* Task description *
Look through the material below for "this". Copy every line that contains it.

--------

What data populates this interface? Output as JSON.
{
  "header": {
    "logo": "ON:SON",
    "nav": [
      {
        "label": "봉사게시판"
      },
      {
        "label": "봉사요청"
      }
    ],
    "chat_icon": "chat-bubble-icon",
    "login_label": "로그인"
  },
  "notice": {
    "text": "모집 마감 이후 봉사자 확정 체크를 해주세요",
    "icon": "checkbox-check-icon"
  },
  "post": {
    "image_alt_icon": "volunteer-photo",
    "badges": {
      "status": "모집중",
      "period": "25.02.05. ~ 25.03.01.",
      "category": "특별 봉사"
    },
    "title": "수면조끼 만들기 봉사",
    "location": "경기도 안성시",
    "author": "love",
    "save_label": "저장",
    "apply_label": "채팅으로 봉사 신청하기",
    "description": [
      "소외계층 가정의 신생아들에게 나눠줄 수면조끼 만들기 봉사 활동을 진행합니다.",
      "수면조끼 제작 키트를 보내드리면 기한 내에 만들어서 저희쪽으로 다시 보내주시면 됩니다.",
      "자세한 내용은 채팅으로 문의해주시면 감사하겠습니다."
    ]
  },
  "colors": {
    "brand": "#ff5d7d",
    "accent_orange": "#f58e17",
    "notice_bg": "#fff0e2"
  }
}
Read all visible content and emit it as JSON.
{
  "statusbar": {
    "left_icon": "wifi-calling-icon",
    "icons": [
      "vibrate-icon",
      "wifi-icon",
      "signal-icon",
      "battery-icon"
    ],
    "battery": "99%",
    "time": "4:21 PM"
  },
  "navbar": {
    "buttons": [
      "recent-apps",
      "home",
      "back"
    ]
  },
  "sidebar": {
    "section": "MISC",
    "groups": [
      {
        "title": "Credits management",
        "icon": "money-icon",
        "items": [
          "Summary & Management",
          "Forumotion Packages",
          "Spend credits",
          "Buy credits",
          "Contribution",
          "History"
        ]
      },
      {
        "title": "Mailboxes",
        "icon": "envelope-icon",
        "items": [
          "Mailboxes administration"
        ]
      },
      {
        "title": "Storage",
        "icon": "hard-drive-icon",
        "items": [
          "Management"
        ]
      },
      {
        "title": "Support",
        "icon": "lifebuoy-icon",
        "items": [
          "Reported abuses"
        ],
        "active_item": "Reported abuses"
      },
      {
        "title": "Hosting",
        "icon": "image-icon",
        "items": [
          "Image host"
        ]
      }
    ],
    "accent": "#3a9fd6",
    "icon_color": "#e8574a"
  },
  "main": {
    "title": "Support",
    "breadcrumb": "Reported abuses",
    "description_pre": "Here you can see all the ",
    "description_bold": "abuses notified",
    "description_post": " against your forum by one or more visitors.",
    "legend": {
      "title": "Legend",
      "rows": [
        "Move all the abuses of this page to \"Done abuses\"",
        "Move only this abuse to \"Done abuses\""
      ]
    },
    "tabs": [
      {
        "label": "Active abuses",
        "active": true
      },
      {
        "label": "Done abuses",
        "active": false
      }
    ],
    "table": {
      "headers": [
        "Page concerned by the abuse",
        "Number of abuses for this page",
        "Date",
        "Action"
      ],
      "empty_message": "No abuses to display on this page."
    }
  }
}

--------

* The result *
What data populates this interface? Output as JSON.
        "Move all the abuses of this page to \"Done abuses\"",
        "Move only this abuse to \"Done abuses\""
        "Number of abuses for this page",
      "empty_message": "No abuses to display on this page."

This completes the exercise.